## Data supplied
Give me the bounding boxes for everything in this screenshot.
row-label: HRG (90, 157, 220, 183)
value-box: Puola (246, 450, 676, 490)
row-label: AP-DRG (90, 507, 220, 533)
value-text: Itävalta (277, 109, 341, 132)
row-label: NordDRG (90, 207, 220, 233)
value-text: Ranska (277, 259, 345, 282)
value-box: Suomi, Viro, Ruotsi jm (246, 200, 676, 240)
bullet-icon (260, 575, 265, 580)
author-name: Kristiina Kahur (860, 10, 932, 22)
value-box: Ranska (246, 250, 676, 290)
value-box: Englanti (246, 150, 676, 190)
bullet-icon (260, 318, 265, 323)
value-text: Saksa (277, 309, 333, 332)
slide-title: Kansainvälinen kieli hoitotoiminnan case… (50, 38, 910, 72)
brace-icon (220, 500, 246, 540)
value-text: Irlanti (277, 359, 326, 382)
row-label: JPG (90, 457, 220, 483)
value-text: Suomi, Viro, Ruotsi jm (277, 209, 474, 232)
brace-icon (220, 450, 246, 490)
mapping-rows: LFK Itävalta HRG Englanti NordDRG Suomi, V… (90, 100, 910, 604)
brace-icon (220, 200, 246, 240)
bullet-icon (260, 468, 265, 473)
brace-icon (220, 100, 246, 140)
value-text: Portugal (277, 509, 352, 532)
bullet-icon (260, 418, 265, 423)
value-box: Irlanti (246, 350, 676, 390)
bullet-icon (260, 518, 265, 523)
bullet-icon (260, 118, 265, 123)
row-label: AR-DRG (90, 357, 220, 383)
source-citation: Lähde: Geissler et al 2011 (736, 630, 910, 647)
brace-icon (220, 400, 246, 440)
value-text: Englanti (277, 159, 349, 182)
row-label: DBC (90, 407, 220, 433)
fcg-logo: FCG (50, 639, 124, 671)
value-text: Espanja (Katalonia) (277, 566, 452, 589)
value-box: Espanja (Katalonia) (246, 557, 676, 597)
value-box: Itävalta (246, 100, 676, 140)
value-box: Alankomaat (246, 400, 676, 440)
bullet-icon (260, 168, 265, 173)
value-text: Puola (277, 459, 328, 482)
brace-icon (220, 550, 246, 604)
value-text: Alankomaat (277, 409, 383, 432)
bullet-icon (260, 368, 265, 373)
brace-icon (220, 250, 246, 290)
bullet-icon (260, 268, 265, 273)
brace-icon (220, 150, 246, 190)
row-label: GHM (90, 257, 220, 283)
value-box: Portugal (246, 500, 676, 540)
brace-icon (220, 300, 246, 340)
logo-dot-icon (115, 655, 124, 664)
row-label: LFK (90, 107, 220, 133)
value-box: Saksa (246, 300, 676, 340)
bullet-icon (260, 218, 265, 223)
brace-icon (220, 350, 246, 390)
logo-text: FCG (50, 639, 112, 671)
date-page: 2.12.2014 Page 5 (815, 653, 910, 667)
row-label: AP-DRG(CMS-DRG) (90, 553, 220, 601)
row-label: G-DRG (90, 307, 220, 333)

## Problem description
Reproduce the material in full, renaming every "brace-icon" to "bracket-icon" and leaving all other text unchanged.

## Exercise response
Give me the bounding boxes for everything in this screenshot.
row-label: HRG (90, 157, 220, 183)
value-box: Puola (246, 450, 676, 490)
row-label: AP-DRG (90, 507, 220, 533)
value-text: Itävalta (277, 109, 341, 132)
row-label: NordDRG (90, 207, 220, 233)
value-text: Ranska (277, 259, 345, 282)
value-box: Suomi, Viro, Ruotsi jm (246, 200, 676, 240)
bullet-icon (260, 575, 265, 580)
author-name: Kristiina Kahur (860, 10, 932, 22)
value-box: Ranska (246, 250, 676, 290)
value-box: Englanti (246, 150, 676, 190)
bullet-icon (260, 318, 265, 323)
value-text: Saksa (277, 309, 333, 332)
slide-title: Kansainvälinen kieli hoitotoiminnan case… (50, 38, 910, 72)
bracket-icon (220, 500, 246, 540)
value-text: Irlanti (277, 359, 326, 382)
row-label: JPG (90, 457, 220, 483)
value-text: Suomi, Viro, Ruotsi jm (277, 209, 474, 232)
bracket-icon (220, 450, 246, 490)
mapping-rows: LFK Itävalta HRG Englanti NordDRG Suomi, V… (90, 100, 910, 604)
bracket-icon (220, 200, 246, 240)
bullet-icon (260, 468, 265, 473)
bracket-icon (220, 100, 246, 140)
value-text: Portugal (277, 509, 352, 532)
bullet-icon (260, 418, 265, 423)
value-box: Irlanti (246, 350, 676, 390)
bullet-icon (260, 518, 265, 523)
bullet-icon (260, 118, 265, 123)
row-label: AR-DRG (90, 357, 220, 383)
source-citation: Lähde: Geissler et al 2011 (736, 630, 910, 647)
bracket-icon (220, 400, 246, 440)
value-text: Englanti (277, 159, 349, 182)
row-label: DBC (90, 407, 220, 433)
fcg-logo: FCG (50, 639, 124, 671)
value-text: Espanja (Katalonia) (277, 566, 452, 589)
value-box: Espanja (Katalonia) (246, 557, 676, 597)
value-box: Itävalta (246, 100, 676, 140)
value-box: Alankomaat (246, 400, 676, 440)
bullet-icon (260, 168, 265, 173)
value-text: Puola (277, 459, 328, 482)
bracket-icon (220, 550, 246, 604)
value-text: Alankomaat (277, 409, 383, 432)
bullet-icon (260, 368, 265, 373)
bracket-icon (220, 250, 246, 290)
bullet-icon (260, 268, 265, 273)
bracket-icon (220, 150, 246, 190)
row-label: GHM (90, 257, 220, 283)
value-box: Portugal (246, 500, 676, 540)
bracket-icon (220, 300, 246, 340)
logo-dot-icon (115, 655, 124, 664)
row-label: LFK (90, 107, 220, 133)
value-box: Saksa (246, 300, 676, 340)
bullet-icon (260, 218, 265, 223)
bracket-icon (220, 350, 246, 390)
logo-text: FCG (50, 639, 112, 671)
date-page: 2.12.2014 Page 5 (815, 653, 910, 667)
row-label: AP-DRG(CMS-DRG) (90, 553, 220, 601)
row-label: G-DRG (90, 307, 220, 333)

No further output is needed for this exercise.